GOAL
Copy out all lines that hold "JSON".

[START OF SUPPLIED DATA]

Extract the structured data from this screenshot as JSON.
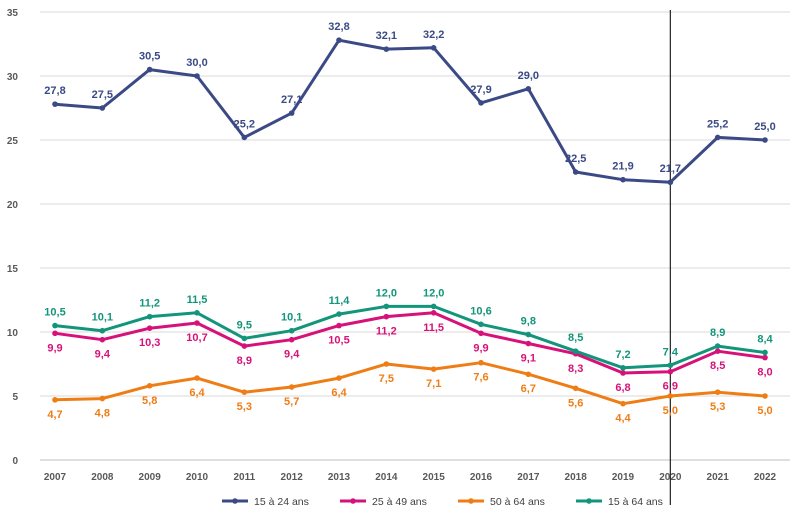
{
  "chart_data": {
    "type": "line",
    "title": "",
    "xlabel": "",
    "ylabel": "",
    "categories": [
      "2007",
      "2008",
      "2009",
      "2010",
      "2011",
      "2012",
      "2013",
      "2014",
      "2015",
      "2016",
      "2017",
      "2018",
      "2019",
      "2020",
      "2021",
      "2022"
    ],
    "ylim": [
      0,
      35
    ],
    "yticks": [
      0,
      5,
      10,
      15,
      20,
      25,
      30,
      35
    ],
    "grid": "horizontal",
    "legend_position": "bottom",
    "vertical_marker_at": "2020",
    "series": [
      {
        "name": "15 à 24 ans",
        "color": "#3b4a85",
        "values": [
          27.8,
          27.5,
          30.5,
          30.0,
          25.2,
          27.1,
          32.8,
          32.1,
          32.2,
          27.9,
          29.0,
          22.5,
          21.9,
          21.7,
          25.2,
          25.0
        ],
        "labels": [
          "27,8",
          "27,5",
          "30,5",
          "30,0",
          "25,2",
          "27,1",
          "32,8",
          "32,1",
          "32,2",
          "27,9",
          "29,0",
          "22,5",
          "21,9",
          "21,7",
          "25,2",
          "25,0"
        ],
        "label_position": "above"
      },
      {
        "name": "25 à 49 ans",
        "color": "#d6127a",
        "values": [
          9.9,
          9.4,
          10.3,
          10.7,
          8.9,
          9.4,
          10.5,
          11.2,
          11.5,
          9.9,
          9.1,
          8.3,
          6.8,
          6.9,
          8.5,
          8.0
        ],
        "labels": [
          "9,9",
          "9,4",
          "10,3",
          "10,7",
          "8,9",
          "9,4",
          "10,5",
          "11,2",
          "11,5",
          "9,9",
          "9,1",
          "8,3",
          "6,8",
          "6,9",
          "8,5",
          "8,0"
        ],
        "label_position": "below"
      },
      {
        "name": "50 à 64 ans",
        "color": "#ef7d15",
        "values": [
          4.7,
          4.8,
          5.8,
          6.4,
          5.3,
          5.7,
          6.4,
          7.5,
          7.1,
          7.6,
          6.7,
          5.6,
          4.4,
          5.0,
          5.3,
          5.0
        ],
        "labels": [
          "4,7",
          "4,8",
          "5,8",
          "6,4",
          "5,3",
          "5,7",
          "6,4",
          "7,5",
          "7,1",
          "7,6",
          "6,7",
          "5,6",
          "4,4",
          "5,0",
          "5,3",
          "5,0"
        ],
        "label_position": "below"
      },
      {
        "name": "15 à 64 ans",
        "color": "#12957a",
        "values": [
          10.5,
          10.1,
          11.2,
          11.5,
          9.5,
          10.1,
          11.4,
          12.0,
          12.0,
          10.6,
          9.8,
          8.5,
          7.2,
          7.4,
          8.9,
          8.4
        ],
        "labels": [
          "10,5",
          "10,1",
          "11,2",
          "11,5",
          "9,5",
          "10,1",
          "11,4",
          "12,0",
          "12,0",
          "10,6",
          "9,8",
          "8,5",
          "7,2",
          "7,4",
          "8,9",
          "8,4"
        ],
        "label_position": "above"
      }
    ]
  }
}
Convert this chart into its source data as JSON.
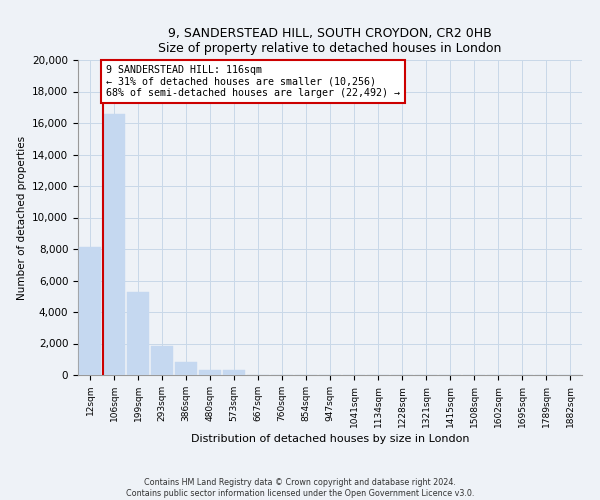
{
  "title1": "9, SANDERSTEAD HILL, SOUTH CROYDON, CR2 0HB",
  "title2": "Size of property relative to detached houses in London",
  "xlabel": "Distribution of detached houses by size in London",
  "ylabel": "Number of detached properties",
  "bar_labels": [
    "12sqm",
    "106sqm",
    "199sqm",
    "293sqm",
    "386sqm",
    "480sqm",
    "573sqm",
    "667sqm",
    "760sqm",
    "854sqm",
    "947sqm",
    "1041sqm",
    "1134sqm",
    "1228sqm",
    "1321sqm",
    "1415sqm",
    "1508sqm",
    "1602sqm",
    "1695sqm",
    "1789sqm",
    "1882sqm"
  ],
  "bar_values": [
    8100,
    16600,
    5300,
    1850,
    800,
    300,
    300,
    0,
    0,
    0,
    0,
    0,
    0,
    0,
    0,
    0,
    0,
    0,
    0,
    0,
    0
  ],
  "bar_color": "#c5d8f0",
  "bar_edge_color": "#c5d8f0",
  "vline_color": "#cc0000",
  "annotation_box_text": "9 SANDERSTEAD HILL: 116sqm\n← 31% of detached houses are smaller (10,256)\n68% of semi-detached houses are larger (22,492) →",
  "box_edge_color": "#cc0000",
  "ylim": [
    0,
    20000
  ],
  "yticks": [
    0,
    2000,
    4000,
    6000,
    8000,
    10000,
    12000,
    14000,
    16000,
    18000,
    20000
  ],
  "grid_color": "#c8d8e8",
  "footer1": "Contains HM Land Registry data © Crown copyright and database right 2024.",
  "footer2": "Contains public sector information licensed under the Open Government Licence v3.0.",
  "bg_color": "#eef2f7",
  "plot_bg_color": "#eef2f7"
}
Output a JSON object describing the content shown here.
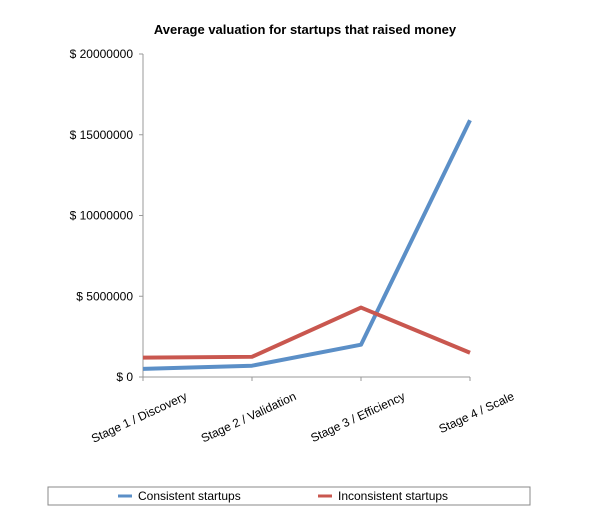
{
  "chart_data": {
    "type": "line",
    "title": "Average valuation for startups that raised money",
    "categories": [
      "Stage 1 / Discovery",
      "Stage 2 / Validation",
      "Stage 3 / Efficiency",
      "Stage 4 / Scale"
    ],
    "series": [
      {
        "name": "Consistent startups",
        "color": "#5b8fc7",
        "values": [
          500000,
          700000,
          2000000,
          15900000
        ]
      },
      {
        "name": "Inconsistent startups",
        "color": "#c9574f",
        "values": [
          1200000,
          1250000,
          4300000,
          1500000
        ]
      }
    ],
    "ylim": [
      0,
      20000000
    ],
    "yticks": [
      {
        "value": 0,
        "label": "$ 0"
      },
      {
        "value": 5000000,
        "label": "$ 5000000"
      },
      {
        "value": 10000000,
        "label": "$ 10000000"
      },
      {
        "value": 15000000,
        "label": "$ 15000000"
      },
      {
        "value": 20000000,
        "label": "$ 20000000"
      }
    ],
    "grid": false,
    "legend": "bottom"
  }
}
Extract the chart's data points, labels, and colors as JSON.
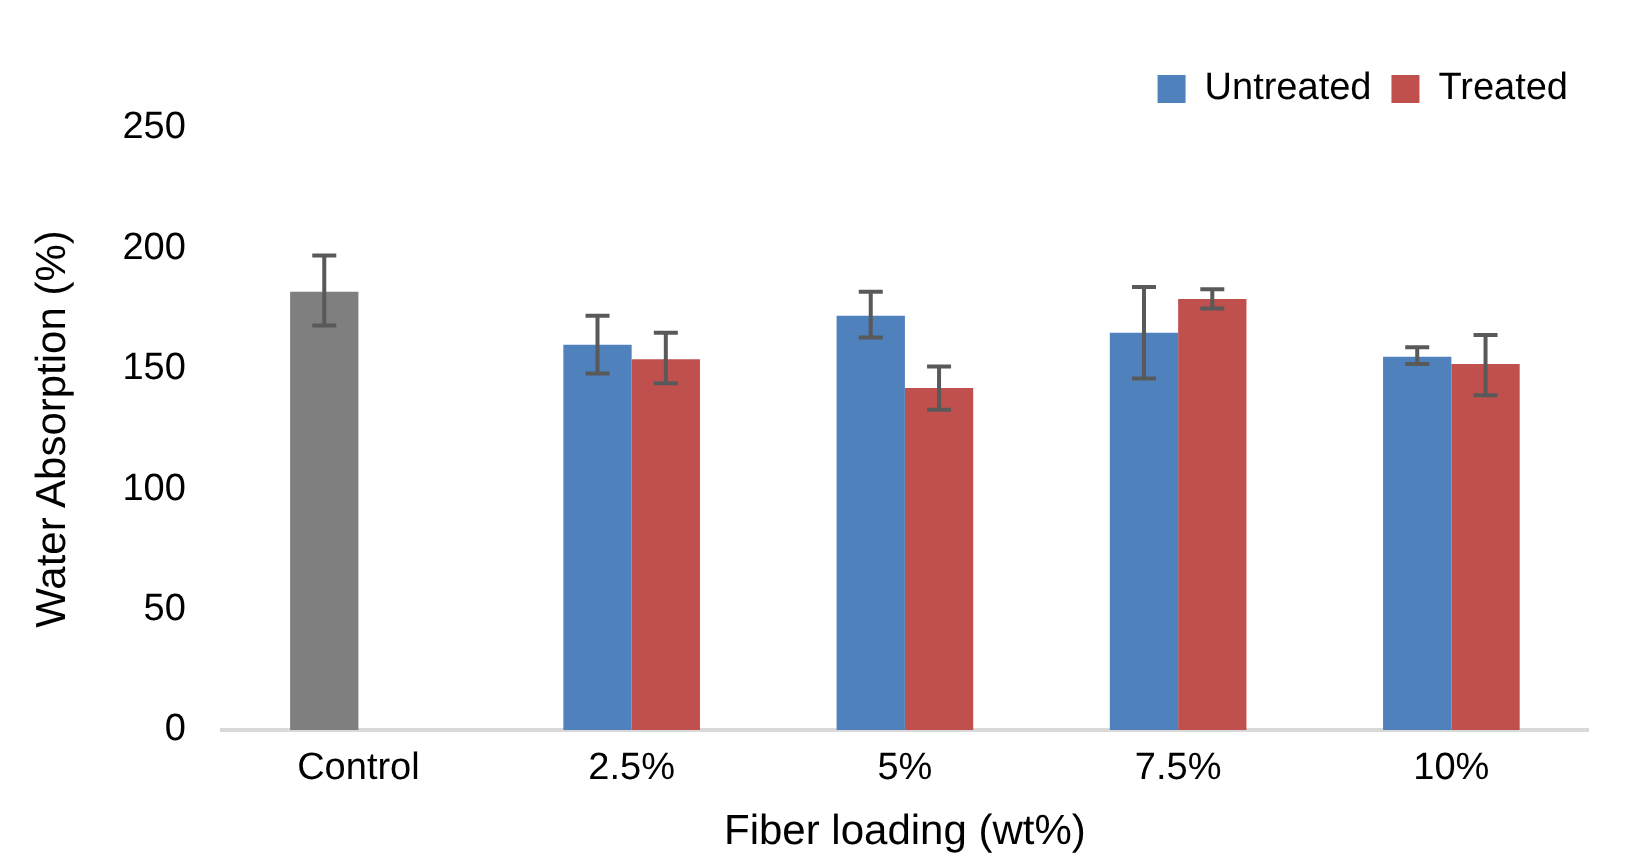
{
  "chart_data": {
    "type": "bar",
    "xlabel": "Fiber loading (wt%)",
    "ylabel": "Water Absorption (%)",
    "categories": [
      "Control",
      "2.5%",
      "5%",
      "7.5%",
      "10%"
    ],
    "series": [
      {
        "name": "Untreated",
        "color": "#4f81bd",
        "colors": [
          "#7f7f7f",
          "#4f81bd",
          "#4f81bd",
          "#4f81bd",
          "#4f81bd"
        ],
        "values": [
          182,
          160,
          172,
          165,
          155
        ],
        "errors": [
          [
            168,
            197
          ],
          [
            148,
            172
          ],
          [
            163,
            182
          ],
          [
            146,
            184
          ],
          [
            152,
            159
          ]
        ]
      },
      {
        "name": "Treated",
        "color": "#c0504d",
        "values": [
          null,
          154,
          142,
          179,
          152
        ],
        "errors": [
          null,
          [
            144,
            165
          ],
          [
            133,
            151
          ],
          [
            175,
            183
          ],
          [
            139,
            164
          ]
        ]
      }
    ],
    "ylim": [
      0,
      250
    ],
    "yticks": [
      0,
      50,
      100,
      150,
      200,
      250
    ],
    "grid": false,
    "legend": "top right"
  }
}
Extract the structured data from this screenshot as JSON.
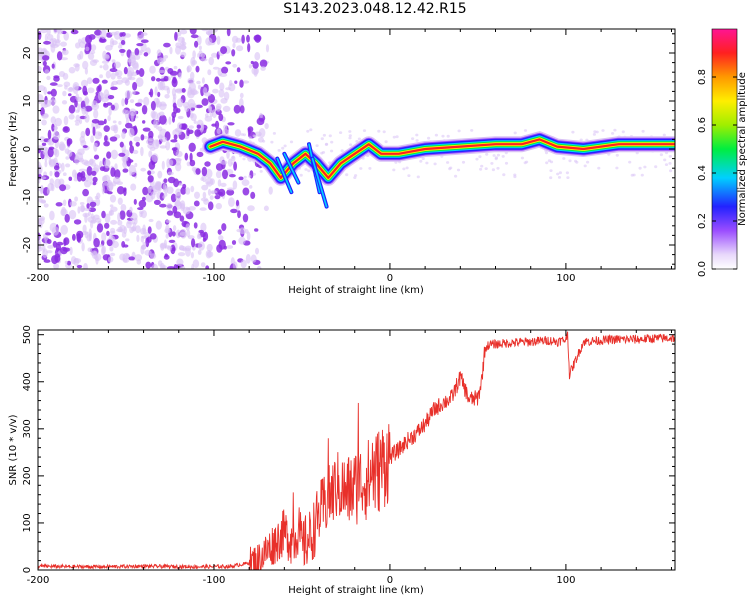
{
  "title": "S143.2023.048.12.42.R15",
  "colors": {
    "snr_line": "#e8302a",
    "spectrogram_noise": "#8a2be2",
    "spectrogram_noise_light": "#d9c2f5"
  },
  "chart_data": [
    {
      "type": "heatmap",
      "title": "",
      "xlabel": "Height of straight line (km)",
      "ylabel": "Frequency (Hz)",
      "xlim": [
        -200,
        162
      ],
      "ylim": [
        -25,
        25
      ],
      "xticks": [
        -200,
        -100,
        0,
        100
      ],
      "yticks": [
        -20,
        -10,
        0,
        10,
        20
      ],
      "colorbar": {
        "label": "Normalized spectral amplitude",
        "range": [
          0.0,
          1.0
        ],
        "ticks": [
          "0.0",
          "0.2",
          "0.4",
          "0.6",
          "0.8"
        ],
        "tick_values": [
          0.0,
          0.2,
          0.4,
          0.6,
          0.8
        ],
        "colormap": "rainbow (white → purple → blue → cyan → green → yellow → orange → red → magenta)"
      },
      "ridge": {
        "description": "dominant spectral line",
        "points": [
          [
            -102,
            0.5
          ],
          [
            -95,
            1.5
          ],
          [
            -85,
            0.5
          ],
          [
            -75,
            -1
          ],
          [
            -68,
            -3
          ],
          [
            -62,
            -6
          ],
          [
            -55,
            -3
          ],
          [
            -48,
            -1
          ],
          [
            -42,
            -3
          ],
          [
            -35,
            -6
          ],
          [
            -28,
            -3
          ],
          [
            -20,
            -1
          ],
          [
            -12,
            1
          ],
          [
            -5,
            -1
          ],
          [
            5,
            -1
          ],
          [
            20,
            0
          ],
          [
            40,
            0.5
          ],
          [
            60,
            1
          ],
          [
            75,
            1
          ],
          [
            85,
            2
          ],
          [
            95,
            0.5
          ],
          [
            110,
            0
          ],
          [
            130,
            1
          ],
          [
            162,
            1
          ]
        ],
        "peak_amplitude_at": [
          60,
          1
        ]
      },
      "noise_region": [
        -200,
        -85
      ]
    },
    {
      "type": "line",
      "title": "",
      "xlabel": "Height of straight line (km)",
      "ylabel": "SNR (10 * v/v)",
      "xlim": [
        -200,
        162
      ],
      "ylim": [
        0,
        510
      ],
      "xticks": [
        -200,
        -100,
        0,
        100
      ],
      "yticks": [
        0,
        100,
        200,
        300,
        400,
        500
      ],
      "series": [
        {
          "x": [
            -200,
            -180,
            -160,
            -140,
            -120,
            -100,
            -90,
            -80,
            -75,
            -70,
            -65,
            -60,
            -55,
            -52,
            -50,
            -45,
            -40,
            -35,
            -30,
            -25,
            -20,
            -15,
            -10,
            -5,
            0,
            5,
            10,
            15,
            20,
            25,
            30,
            35,
            40,
            45,
            50,
            52,
            54,
            56,
            60,
            70,
            80,
            90,
            95,
            100,
            101,
            102,
            110,
            120,
            130,
            140,
            150,
            162
          ],
          "y": [
            8,
            7,
            7,
            8,
            7,
            7,
            8,
            15,
            20,
            40,
            60,
            80,
            60,
            90,
            50,
            70,
            120,
            150,
            180,
            165,
            175,
            190,
            195,
            220,
            240,
            255,
            275,
            290,
            310,
            340,
            355,
            365,
            410,
            362,
            365,
            400,
            470,
            478,
            480,
            483,
            485,
            488,
            485,
            490,
            505,
            415,
            485,
            488,
            490,
            490,
            492,
            493
          ],
          "spikes": [
            [
              -55,
              165
            ],
            [
              -35,
              280
            ],
            [
              -25,
              175
            ],
            [
              -18,
              355
            ],
            [
              -10,
              270
            ]
          ]
        }
      ]
    }
  ]
}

[END OF SUPPLIED DATA]

ANSWER TO THIS EXERCISE
Extract the structured data from this screenshot as JSON.
Convert this chart into its source data as JSON.
Output a JSON object describing the content shown here.
Extract the chart's data points, labels, and colors as JSON.
Extract the structured data from this screenshot as JSON.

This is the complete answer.